-- Input material --
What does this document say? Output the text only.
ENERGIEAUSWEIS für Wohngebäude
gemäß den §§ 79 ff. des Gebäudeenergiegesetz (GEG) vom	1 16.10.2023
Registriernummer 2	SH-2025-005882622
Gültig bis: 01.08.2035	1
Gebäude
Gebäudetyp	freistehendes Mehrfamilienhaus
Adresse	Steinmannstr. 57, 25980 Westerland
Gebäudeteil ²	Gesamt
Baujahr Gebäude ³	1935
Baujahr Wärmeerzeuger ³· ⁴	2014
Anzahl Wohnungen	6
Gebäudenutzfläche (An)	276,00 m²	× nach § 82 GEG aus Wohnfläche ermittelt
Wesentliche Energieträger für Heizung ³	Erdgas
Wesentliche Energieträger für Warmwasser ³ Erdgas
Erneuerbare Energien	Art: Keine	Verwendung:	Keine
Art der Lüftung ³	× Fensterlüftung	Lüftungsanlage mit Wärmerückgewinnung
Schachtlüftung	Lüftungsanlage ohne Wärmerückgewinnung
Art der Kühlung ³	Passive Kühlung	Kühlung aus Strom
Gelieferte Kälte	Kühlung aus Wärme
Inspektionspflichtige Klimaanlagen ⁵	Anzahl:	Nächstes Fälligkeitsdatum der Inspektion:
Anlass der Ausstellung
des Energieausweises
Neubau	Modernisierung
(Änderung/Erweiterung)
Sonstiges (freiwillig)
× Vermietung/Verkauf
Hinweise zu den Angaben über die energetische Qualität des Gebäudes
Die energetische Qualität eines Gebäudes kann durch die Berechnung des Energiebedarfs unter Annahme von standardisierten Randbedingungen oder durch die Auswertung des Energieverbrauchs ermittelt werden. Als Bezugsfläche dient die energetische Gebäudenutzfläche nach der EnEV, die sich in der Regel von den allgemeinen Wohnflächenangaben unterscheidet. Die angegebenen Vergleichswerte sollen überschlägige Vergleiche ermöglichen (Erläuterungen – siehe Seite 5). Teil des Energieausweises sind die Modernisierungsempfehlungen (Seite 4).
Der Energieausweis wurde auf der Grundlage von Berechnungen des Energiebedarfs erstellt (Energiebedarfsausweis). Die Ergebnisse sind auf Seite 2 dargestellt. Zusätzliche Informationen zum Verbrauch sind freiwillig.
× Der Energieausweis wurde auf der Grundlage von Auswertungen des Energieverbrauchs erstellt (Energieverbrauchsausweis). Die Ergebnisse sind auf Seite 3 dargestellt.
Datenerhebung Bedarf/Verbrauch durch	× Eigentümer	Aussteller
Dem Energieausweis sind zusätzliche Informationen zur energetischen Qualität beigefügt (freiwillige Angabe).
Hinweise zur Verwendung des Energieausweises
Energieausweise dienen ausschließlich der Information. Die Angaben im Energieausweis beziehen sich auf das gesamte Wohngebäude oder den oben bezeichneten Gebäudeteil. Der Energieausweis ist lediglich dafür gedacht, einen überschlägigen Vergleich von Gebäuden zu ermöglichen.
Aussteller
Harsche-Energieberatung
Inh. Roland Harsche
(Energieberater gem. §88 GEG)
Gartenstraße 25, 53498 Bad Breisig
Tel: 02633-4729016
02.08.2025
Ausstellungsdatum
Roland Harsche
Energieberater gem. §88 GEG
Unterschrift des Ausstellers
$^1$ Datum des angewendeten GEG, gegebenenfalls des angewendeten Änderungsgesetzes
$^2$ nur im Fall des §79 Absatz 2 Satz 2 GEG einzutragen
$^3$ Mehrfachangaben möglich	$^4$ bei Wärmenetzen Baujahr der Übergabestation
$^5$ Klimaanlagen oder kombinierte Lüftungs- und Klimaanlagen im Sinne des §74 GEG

-- The task --
From the listing above, reproduce all the lines exactly.

-- Finished answer --
What does this document say? Output the text only.
ENERGIEAUSWEIS für Wohngebäude
gemäß den §§ 79 ff. des Gebäudeenergiegesetz (GEG) vom	1 16.10.2023
Registriernummer 2	SH-2025-005882622
Gültig bis: 01.08.2035	1
Gebäude
Gebäudetyp	freistehendes Mehrfamilienhaus
Adresse	Steinmannstr. 57, 25980 Westerland
Gebäudeteil ²	Gesamt
Baujahr Gebäude ³	1935
Baujahr Wärmeerzeuger ³· ⁴	2014
Anzahl Wohnungen	6
Gebäudenutzfläche (An)	276,00 m²	× nach § 82 GEG aus Wohnfläche ermittelt
Wesentliche Energieträger für Heizung ³	Erdgas
Wesentliche Energieträger für Warmwasser ³ Erdgas
Erneuerbare Energien	Art: Keine	Verwendung:	Keine
Art der Lüftung ³	× Fensterlüftung	Lüftungsanlage mit Wärmerückgewinnung
Schachtlüftung	Lüftungsanlage ohne Wärmerückgewinnung
Art der Kühlung ³	Passive Kühlung	Kühlung aus Strom
Gelieferte Kälte	Kühlung aus Wärme
Inspektionspflichtige Klimaanlagen ⁵	Anzahl:	Nächstes Fälligkeitsdatum der Inspektion:
Anlass der Ausstellung
des Energieausweises
Neubau	Modernisierung
(Änderung/Erweiterung)
Sonstiges (freiwillig)
× Vermietung/Verkauf
Hinweise zu den Angaben über die energetische Qualität des Gebäudes
Die energetische Qualität eines Gebäudes kann durch die Berechnung des Energiebedarfs unter Annahme von standardisierten Randbedingungen oder durch die Auswertung des Energieverbrauchs ermittelt werden. Als Bezugsfläche dient die energetische Gebäudenutzfläche nach der EnEV, die sich in der Regel von den allgemeinen Wohnflächenangaben unterscheidet. Die angegebenen Vergleichswerte sollen überschlägige Vergleiche ermöglichen (Erläuterungen – siehe Seite 5). Teil des Energieausweises sind die Modernisierungsempfehlungen (Seite 4).
Der Energieausweis wurde auf der Grundlage von Berechnungen des Energiebedarfs erstellt (Energiebedarfsausweis). Die Ergebnisse sind auf Seite 2 dargestellt. Zusätzliche Informationen zum Verbrauch sind freiwillig.
× Der Energieausweis wurde auf der Grundlage von Auswertungen des Energieverbrauchs erstellt (Energieverbrauchsausweis). Die Ergebnisse sind auf Seite 3 dargestellt.
Datenerhebung Bedarf/Verbrauch durch	× Eigentümer	Aussteller
Dem Energieausweis sind zusätzliche Informationen zur energetischen Qualität beigefügt (freiwillige Angabe).
Hinweise zur Verwendung des Energieausweises
Energieausweise dienen ausschließlich der Information. Die Angaben im Energieausweis beziehen sich auf das gesamte Wohngebäude oder den oben bezeichneten Gebäudeteil. Der Energieausweis ist lediglich dafür gedacht, einen überschlägigen Vergleich von Gebäuden zu ermöglichen.
Aussteller
Harsche-Energieberatung
Inh. Roland Harsche
(Energieberater gem. §88 GEG)
Gartenstraße 25, 53498 Bad Breisig
Tel: 02633-4729016
02.08.2025
Ausstellungsdatum
Roland Harsche
Energieberater gem. §88 GEG
Unterschrift des Ausstellers
$^1$ Datum des angewendeten GEG, gegebenenfalls des angewendeten Änderungsgesetzes
$^2$ nur im Fall des §79 Absatz 2 Satz 2 GEG einzutragen
$^3$ Mehrfachangaben möglich	$^4$ bei Wärmenetzen Baujahr der Übergabestation
$^5$ Klimaanlagen oder kombinierte Lüftungs- und Klimaanlagen im Sinne des §74 GEG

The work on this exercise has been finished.